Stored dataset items
============================================================
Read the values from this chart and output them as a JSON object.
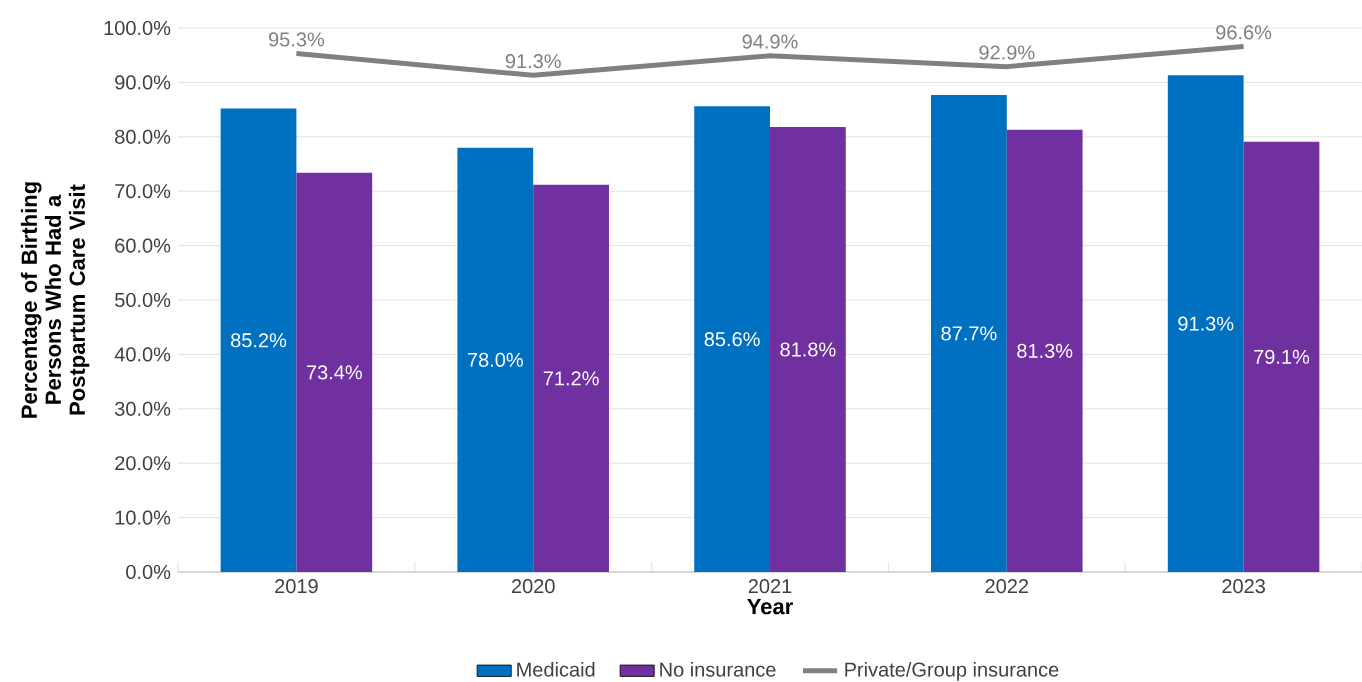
{
  "chart_data": {
    "type": "bar",
    "xlabel": "Year",
    "ylabel": "Percentage of Birthing Persons Who Had a Postpartum Care Visit",
    "categories": [
      "2019",
      "2020",
      "2021",
      "2022",
      "2023"
    ],
    "series": [
      {
        "name": "Medicaid",
        "color": "#0070c0",
        "values": [
          85.2,
          78.0,
          85.6,
          87.7,
          91.3
        ],
        "value_labels": [
          "85.2%",
          "78.0%",
          "85.6%",
          "87.7%",
          "91.3%"
        ]
      },
      {
        "name": "No insurance",
        "color": "#7030a0",
        "values": [
          73.4,
          71.2,
          81.8,
          81.3,
          79.1
        ],
        "value_labels": [
          "73.4%",
          "71.2%",
          "81.8%",
          "81.3%",
          "79.1%"
        ]
      },
      {
        "name": "Private/Group insurance",
        "type": "line",
        "color": "#808080",
        "values": [
          95.3,
          91.3,
          94.9,
          92.9,
          96.6
        ],
        "value_labels": [
          "95.3%",
          "91.3%",
          "94.9%",
          "92.9%",
          "96.6%"
        ]
      }
    ],
    "ylim": [
      0,
      100
    ],
    "yticks": [
      {
        "value": 0,
        "label": "0.0%"
      },
      {
        "value": 10,
        "label": "10.0%"
      },
      {
        "value": 20,
        "label": "20.0%"
      },
      {
        "value": 30,
        "label": "30.0%"
      },
      {
        "value": 40,
        "label": "40.0%"
      },
      {
        "value": 50,
        "label": "50.0%"
      },
      {
        "value": 60,
        "label": "60.0%"
      },
      {
        "value": 70,
        "label": "70.0%"
      },
      {
        "value": 80,
        "label": "80.0%"
      },
      {
        "value": 90,
        "label": "90.0%"
      },
      {
        "value": 100,
        "label": "100.0%"
      }
    ],
    "grid": "y",
    "legend": "bottom",
    "marker": "none",
    "line_style": "solid"
  }
}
============================================================
■ Work to be completed: Gather every line from the entries above where the word "color" appears, and copy them.

■ Result of the exercise:
        "color": "#0070c0",
        "color": "#7030a0",
        "color": "#808080",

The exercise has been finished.